Exercise prompt: Copy every line that mentions the word "MASAMI".

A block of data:
┄┄┄┄┄┄
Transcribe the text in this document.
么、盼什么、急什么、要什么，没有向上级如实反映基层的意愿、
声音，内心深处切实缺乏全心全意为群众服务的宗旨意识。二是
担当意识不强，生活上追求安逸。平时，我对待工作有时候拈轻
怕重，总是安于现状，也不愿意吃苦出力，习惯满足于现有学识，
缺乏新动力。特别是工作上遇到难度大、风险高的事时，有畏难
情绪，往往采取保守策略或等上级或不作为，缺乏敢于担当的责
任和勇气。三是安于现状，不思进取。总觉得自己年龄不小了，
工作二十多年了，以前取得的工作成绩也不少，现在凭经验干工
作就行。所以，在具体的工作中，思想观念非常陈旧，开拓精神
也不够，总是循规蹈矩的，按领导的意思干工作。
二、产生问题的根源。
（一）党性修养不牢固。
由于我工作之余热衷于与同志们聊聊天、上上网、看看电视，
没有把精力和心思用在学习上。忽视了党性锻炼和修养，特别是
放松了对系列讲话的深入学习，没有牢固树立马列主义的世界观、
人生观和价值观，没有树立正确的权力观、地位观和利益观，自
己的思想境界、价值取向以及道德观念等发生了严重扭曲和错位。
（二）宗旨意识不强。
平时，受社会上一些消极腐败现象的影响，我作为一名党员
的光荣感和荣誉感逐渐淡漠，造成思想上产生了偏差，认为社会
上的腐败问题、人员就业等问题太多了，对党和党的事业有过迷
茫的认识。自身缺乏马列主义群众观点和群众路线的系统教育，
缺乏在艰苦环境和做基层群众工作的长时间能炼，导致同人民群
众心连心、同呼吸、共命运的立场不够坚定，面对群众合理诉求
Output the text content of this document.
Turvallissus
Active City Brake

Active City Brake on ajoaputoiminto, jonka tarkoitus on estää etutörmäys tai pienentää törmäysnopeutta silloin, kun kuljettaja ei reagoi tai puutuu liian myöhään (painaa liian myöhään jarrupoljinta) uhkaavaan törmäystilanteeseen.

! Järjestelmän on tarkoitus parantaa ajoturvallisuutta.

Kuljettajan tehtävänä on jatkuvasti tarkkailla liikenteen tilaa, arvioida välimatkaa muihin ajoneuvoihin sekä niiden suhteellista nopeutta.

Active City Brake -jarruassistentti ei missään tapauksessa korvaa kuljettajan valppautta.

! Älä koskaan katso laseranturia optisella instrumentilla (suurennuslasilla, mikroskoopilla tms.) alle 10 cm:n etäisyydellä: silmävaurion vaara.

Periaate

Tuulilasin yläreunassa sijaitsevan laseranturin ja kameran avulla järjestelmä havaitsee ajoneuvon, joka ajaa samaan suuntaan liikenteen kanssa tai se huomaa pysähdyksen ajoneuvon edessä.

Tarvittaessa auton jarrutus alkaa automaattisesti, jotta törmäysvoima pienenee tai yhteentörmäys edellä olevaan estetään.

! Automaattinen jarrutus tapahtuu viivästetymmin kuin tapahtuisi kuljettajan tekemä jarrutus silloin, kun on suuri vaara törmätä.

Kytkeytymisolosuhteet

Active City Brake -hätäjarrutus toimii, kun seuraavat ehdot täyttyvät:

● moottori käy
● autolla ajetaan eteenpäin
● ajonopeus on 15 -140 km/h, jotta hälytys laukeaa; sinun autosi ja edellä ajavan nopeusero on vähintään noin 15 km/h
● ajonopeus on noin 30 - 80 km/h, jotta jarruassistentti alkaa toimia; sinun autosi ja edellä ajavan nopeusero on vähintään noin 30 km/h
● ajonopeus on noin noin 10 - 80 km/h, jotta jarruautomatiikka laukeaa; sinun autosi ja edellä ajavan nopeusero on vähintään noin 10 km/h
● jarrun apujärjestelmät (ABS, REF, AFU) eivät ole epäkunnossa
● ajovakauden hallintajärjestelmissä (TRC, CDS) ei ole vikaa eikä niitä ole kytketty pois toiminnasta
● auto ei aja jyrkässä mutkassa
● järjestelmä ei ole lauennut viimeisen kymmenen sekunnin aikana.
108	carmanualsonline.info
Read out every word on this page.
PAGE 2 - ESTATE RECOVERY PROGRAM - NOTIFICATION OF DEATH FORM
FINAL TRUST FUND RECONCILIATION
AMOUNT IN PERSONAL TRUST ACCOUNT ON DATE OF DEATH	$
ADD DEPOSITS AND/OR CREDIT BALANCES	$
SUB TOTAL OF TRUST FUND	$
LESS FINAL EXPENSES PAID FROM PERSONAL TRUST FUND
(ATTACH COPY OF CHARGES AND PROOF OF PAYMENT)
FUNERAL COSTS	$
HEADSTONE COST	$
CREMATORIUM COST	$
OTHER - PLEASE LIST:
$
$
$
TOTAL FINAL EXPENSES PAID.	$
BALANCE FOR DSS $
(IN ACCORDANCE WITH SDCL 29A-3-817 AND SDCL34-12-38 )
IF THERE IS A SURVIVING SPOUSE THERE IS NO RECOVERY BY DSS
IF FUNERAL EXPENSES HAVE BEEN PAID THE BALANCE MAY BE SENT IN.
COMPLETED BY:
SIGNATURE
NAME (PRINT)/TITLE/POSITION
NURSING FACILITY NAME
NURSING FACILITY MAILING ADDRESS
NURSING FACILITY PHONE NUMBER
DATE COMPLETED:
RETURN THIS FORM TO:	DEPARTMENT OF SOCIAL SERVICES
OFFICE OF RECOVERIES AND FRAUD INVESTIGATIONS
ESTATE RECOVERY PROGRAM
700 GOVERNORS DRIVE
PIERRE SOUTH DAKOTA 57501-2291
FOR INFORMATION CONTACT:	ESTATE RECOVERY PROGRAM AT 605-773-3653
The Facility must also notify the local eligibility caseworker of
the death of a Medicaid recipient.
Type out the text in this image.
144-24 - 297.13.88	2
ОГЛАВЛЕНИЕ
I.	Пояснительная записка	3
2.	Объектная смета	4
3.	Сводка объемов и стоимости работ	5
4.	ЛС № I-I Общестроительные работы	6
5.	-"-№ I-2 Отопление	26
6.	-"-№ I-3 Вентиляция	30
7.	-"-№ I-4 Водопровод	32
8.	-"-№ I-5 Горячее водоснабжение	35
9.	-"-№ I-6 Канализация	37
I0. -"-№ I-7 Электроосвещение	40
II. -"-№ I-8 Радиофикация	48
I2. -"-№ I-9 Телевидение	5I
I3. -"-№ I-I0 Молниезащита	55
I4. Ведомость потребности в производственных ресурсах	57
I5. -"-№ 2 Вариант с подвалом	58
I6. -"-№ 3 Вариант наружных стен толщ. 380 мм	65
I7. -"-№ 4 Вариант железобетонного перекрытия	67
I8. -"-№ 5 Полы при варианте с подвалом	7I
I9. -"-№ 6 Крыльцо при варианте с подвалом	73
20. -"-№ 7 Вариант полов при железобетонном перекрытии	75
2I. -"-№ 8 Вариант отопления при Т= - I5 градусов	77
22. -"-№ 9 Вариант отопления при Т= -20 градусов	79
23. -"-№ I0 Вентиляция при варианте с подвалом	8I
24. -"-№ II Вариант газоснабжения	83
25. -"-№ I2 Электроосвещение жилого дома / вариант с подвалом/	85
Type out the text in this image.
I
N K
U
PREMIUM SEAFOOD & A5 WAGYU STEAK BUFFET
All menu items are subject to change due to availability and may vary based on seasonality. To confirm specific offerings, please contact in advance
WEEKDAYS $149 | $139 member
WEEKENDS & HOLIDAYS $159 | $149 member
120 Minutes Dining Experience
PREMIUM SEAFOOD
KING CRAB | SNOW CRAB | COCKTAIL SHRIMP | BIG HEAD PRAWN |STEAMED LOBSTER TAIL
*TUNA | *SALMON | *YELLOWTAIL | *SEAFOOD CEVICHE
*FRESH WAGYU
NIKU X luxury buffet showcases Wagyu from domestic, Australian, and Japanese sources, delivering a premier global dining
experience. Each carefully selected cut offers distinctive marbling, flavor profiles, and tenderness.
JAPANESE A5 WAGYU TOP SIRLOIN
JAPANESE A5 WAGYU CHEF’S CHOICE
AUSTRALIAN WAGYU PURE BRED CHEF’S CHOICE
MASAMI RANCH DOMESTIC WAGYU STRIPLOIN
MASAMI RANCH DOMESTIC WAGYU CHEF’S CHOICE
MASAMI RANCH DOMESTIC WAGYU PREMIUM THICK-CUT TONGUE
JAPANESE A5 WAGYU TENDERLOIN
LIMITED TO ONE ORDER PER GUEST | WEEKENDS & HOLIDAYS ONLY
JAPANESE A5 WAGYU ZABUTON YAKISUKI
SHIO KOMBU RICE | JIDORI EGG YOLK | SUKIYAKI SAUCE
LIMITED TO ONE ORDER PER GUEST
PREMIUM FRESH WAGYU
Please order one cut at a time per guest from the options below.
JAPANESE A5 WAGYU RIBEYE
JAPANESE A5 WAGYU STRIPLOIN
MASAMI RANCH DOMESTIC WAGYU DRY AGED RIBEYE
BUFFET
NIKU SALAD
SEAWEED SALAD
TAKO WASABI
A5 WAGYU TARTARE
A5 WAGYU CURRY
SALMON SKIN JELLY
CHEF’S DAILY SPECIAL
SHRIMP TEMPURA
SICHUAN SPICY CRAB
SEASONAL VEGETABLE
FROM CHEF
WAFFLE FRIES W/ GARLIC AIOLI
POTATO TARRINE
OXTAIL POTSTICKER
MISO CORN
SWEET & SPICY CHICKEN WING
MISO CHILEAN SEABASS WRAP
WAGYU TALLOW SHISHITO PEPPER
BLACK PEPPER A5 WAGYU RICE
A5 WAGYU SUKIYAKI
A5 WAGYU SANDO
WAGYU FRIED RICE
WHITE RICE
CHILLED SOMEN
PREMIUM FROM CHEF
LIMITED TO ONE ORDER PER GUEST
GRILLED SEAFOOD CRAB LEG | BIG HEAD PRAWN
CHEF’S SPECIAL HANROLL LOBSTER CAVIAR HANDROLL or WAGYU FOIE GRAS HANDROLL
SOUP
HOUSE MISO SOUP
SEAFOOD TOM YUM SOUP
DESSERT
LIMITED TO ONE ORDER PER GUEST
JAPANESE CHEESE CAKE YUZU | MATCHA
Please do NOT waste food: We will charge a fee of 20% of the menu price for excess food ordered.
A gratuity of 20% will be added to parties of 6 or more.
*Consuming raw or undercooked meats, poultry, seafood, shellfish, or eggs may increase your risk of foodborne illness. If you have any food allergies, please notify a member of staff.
┄┄┄┄┄┄
Correct response:
MASAMI RANCH DOMESTIC WAGYU STRIPLOIN
MASAMI RANCH DOMESTIC WAGYU CHEF’S CHOICE
MASAMI RANCH DOMESTIC WAGYU PREMIUM THICK-CUT TONGUE
MASAMI RANCH DOMESTIC WAGYU DRY AGED RIBEYE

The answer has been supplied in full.